- _Material_
⟨

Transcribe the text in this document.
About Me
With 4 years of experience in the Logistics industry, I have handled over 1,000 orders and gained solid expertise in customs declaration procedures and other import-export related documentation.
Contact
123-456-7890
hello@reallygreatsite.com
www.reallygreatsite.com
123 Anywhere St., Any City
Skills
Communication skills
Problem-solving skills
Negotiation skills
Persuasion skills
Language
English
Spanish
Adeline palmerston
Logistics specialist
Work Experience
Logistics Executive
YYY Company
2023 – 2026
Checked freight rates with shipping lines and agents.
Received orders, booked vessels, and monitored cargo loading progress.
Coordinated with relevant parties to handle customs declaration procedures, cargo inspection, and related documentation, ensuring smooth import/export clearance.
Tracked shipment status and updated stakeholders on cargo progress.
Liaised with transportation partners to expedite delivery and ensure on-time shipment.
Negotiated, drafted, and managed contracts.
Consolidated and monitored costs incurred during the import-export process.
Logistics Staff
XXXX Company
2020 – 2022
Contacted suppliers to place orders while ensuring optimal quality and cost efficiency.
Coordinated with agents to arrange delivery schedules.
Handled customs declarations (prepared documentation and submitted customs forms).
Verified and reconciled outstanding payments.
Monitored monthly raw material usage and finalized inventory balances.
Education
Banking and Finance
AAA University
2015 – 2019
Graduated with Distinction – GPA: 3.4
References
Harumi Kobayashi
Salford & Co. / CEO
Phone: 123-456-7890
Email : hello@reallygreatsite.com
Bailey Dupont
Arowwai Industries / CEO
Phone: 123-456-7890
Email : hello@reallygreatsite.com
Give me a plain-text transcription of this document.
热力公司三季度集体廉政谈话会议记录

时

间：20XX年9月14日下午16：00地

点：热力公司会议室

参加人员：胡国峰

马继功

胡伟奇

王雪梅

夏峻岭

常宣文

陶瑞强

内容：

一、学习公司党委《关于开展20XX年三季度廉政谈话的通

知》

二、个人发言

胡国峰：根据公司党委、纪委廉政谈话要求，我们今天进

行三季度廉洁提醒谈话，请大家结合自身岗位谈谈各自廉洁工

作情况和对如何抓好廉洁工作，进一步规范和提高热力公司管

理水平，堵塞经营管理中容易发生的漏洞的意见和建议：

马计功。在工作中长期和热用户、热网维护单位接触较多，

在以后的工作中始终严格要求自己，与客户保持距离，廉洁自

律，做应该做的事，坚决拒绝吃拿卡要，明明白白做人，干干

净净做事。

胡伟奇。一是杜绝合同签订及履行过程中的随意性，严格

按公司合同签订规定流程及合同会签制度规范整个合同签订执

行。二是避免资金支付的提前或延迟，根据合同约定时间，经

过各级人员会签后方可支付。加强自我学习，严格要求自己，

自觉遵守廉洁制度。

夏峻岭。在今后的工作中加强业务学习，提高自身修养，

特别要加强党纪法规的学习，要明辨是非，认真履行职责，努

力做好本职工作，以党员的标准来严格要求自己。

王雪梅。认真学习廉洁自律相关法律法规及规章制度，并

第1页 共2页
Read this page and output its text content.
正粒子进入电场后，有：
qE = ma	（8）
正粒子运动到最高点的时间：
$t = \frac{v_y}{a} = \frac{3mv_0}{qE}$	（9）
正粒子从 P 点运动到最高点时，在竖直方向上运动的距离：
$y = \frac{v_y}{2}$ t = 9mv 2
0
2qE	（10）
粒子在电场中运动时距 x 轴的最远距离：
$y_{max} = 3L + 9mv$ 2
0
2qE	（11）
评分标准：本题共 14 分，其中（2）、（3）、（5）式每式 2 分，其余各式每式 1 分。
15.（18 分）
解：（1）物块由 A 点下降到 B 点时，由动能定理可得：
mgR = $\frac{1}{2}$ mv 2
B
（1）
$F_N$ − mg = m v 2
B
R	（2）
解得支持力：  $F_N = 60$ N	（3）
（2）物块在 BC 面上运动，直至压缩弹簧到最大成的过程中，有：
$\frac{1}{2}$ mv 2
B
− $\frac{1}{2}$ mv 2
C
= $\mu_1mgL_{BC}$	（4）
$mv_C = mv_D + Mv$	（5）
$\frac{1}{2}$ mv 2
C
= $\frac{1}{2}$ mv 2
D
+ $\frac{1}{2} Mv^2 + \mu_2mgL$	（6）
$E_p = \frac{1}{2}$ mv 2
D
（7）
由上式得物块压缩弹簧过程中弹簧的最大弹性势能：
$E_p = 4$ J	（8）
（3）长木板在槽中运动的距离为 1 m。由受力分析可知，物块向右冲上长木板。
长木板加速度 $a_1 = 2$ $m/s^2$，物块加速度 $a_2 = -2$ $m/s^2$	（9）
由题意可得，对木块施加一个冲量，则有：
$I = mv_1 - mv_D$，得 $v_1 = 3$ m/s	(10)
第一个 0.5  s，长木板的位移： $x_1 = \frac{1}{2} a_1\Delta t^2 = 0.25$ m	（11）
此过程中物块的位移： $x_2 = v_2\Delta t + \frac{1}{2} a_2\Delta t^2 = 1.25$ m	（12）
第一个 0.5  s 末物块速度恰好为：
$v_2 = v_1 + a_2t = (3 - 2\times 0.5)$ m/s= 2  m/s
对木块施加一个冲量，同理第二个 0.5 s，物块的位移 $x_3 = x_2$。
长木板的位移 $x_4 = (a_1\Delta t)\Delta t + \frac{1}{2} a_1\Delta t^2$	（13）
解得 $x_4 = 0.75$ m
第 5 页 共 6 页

⟩

- _Directions_
Set out the complete listing exactly as shown.

- _Result for this exercise_
Transcribe the text in this document.
About Me
With 4 years of experience in the Logistics industry, I have handled over 1,000 orders and gained solid expertise in customs declaration procedures and other import-export related documentation.
Contact
123-456-7890
hello@reallygreatsite.com
www.reallygreatsite.com
123 Anywhere St., Any City
Skills
Communication skills
Problem-solving skills
Negotiation skills
Persuasion skills
Language
English
Spanish
Adeline palmerston
Logistics specialist
Work Experience
Logistics Executive
YYY Company
2023 – 2026
Checked freight rates with shipping lines and agents.
Received orders, booked vessels, and monitored cargo loading progress.
Coordinated with relevant parties to handle customs declaration procedures, cargo inspection, and related documentation, ensuring smooth import/export clearance.
Tracked shipment status and updated stakeholders on cargo progress.
Liaised with transportation partners to expedite delivery and ensure on-time shipment.
Negotiated, drafted, and managed contracts.
Consolidated and monitored costs incurred during the import-export process.
Logistics Staff
XXXX Company
2020 – 2022
Contacted suppliers to place orders while ensuring optimal quality and cost efficiency.
Coordinated with agents to arrange delivery schedules.
Handled customs declarations (prepared documentation and submitted customs forms).
Verified and reconciled outstanding payments.
Monitored monthly raw material usage and finalized inventory balances.
Education
Banking and Finance
AAA University
2015 – 2019
Graduated with Distinction – GPA: 3.4
References
Harumi Kobayashi
Salford & Co. / CEO
Phone: 123-456-7890
Email : hello@reallygreatsite.com
Bailey Dupont
Arowwai Industries / CEO
Phone: 123-456-7890
Email : hello@reallygreatsite.com
Give me a plain-text transcription of this document.
热力公司三季度集体廉政谈话会议记录

时

间：20XX年9月14日下午16：00地

点：热力公司会议室

参加人员：胡国峰

马继功

胡伟奇

王雪梅

夏峻岭

常宣文

陶瑞强

内容：

一、学习公司党委《关于开展20XX年三季度廉政谈话的通

知》

二、个人发言

胡国峰：根据公司党委、纪委廉政谈话要求，我们今天进

行三季度廉洁提醒谈话，请大家结合自身岗位谈谈各自廉洁工

作情况和对如何抓好廉洁工作，进一步规范和提高热力公司管

理水平，堵塞经营管理中容易发生的漏洞的意见和建议：

马计功。在工作中长期和热用户、热网维护单位接触较多，

在以后的工作中始终严格要求自己，与客户保持距离，廉洁自

律，做应该做的事，坚决拒绝吃拿卡要，明明白白做人，干干

净净做事。

胡伟奇。一是杜绝合同签订及履行过程中的随意性，严格

按公司合同签订规定流程及合同会签制度规范整个合同签订执

行。二是避免资金支付的提前或延迟，根据合同约定时间，经

过各级人员会签后方可支付。加强自我学习，严格要求自己，

自觉遵守廉洁制度。

夏峻岭。在今后的工作中加强业务学习，提高自身修养，

特别要加强党纪法规的学习，要明辨是非，认真履行职责，努

力做好本职工作，以党员的标准来严格要求自己。

王雪梅。认真学习廉洁自律相关法律法规及规章制度，并

第1页 共2页
Read this page and output its text content.
正粒子进入电场后，有：
qE = ma	（8）
正粒子运动到最高点的时间：
$t = \frac{v_y}{a} = \frac{3mv_0}{qE}$	（9）
正粒子从 P 点运动到最高点时，在竖直方向上运动的距离：
$y = \frac{v_y}{2}$ t = 9mv 2
0
2qE	（10）
粒子在电场中运动时距 x 轴的最远距离：
$y_{max} = 3L + 9mv$ 2
0
2qE	（11）
评分标准：本题共 14 分，其中（2）、（3）、（5）式每式 2 分，其余各式每式 1 分。
15.（18 分）
解：（1）物块由 A 点下降到 B 点时，由动能定理可得：
mgR = $\frac{1}{2}$ mv 2
B
（1）
$F_N$ − mg = m v 2
B
R	（2）
解得支持力：  $F_N = 60$ N	（3）
（2）物块在 BC 面上运动，直至压缩弹簧到最大成的过程中，有：
$\frac{1}{2}$ mv 2
B
− $\frac{1}{2}$ mv 2
C
= $\mu_1mgL_{BC}$	（4）
$mv_C = mv_D + Mv$	（5）
$\frac{1}{2}$ mv 2
C
= $\frac{1}{2}$ mv 2
D
+ $\frac{1}{2} Mv^2 + \mu_2mgL$	（6）
$E_p = \frac{1}{2}$ mv 2
D
（7）
由上式得物块压缩弹簧过程中弹簧的最大弹性势能：
$E_p = 4$ J	（8）
（3）长木板在槽中运动的距离为 1 m。由受力分析可知，物块向右冲上长木板。
长木板加速度 $a_1 = 2$ $m/s^2$，物块加速度 $a_2 = -2$ $m/s^2$	（9）
由题意可得，对木块施加一个冲量，则有：
$I = mv_1 - mv_D$，得 $v_1 = 3$ m/s	(10)
第一个 0.5  s，长木板的位移： $x_1 = \frac{1}{2} a_1\Delta t^2 = 0.25$ m	（11）
此过程中物块的位移： $x_2 = v_2\Delta t + \frac{1}{2} a_2\Delta t^2 = 1.25$ m	（12）
第一个 0.5  s 末物块速度恰好为：
$v_2 = v_1 + a_2t = (3 - 2\times 0.5)$ m/s= 2  m/s
对木块施加一个冲量，同理第二个 0.5 s，物块的位移 $x_3 = x_2$。
长木板的位移 $x_4 = (a_1\Delta t)\Delta t + \frac{1}{2} a_1\Delta t^2$	（13）
解得 $x_4 = 0.75$ m
第 5 页 共 6 页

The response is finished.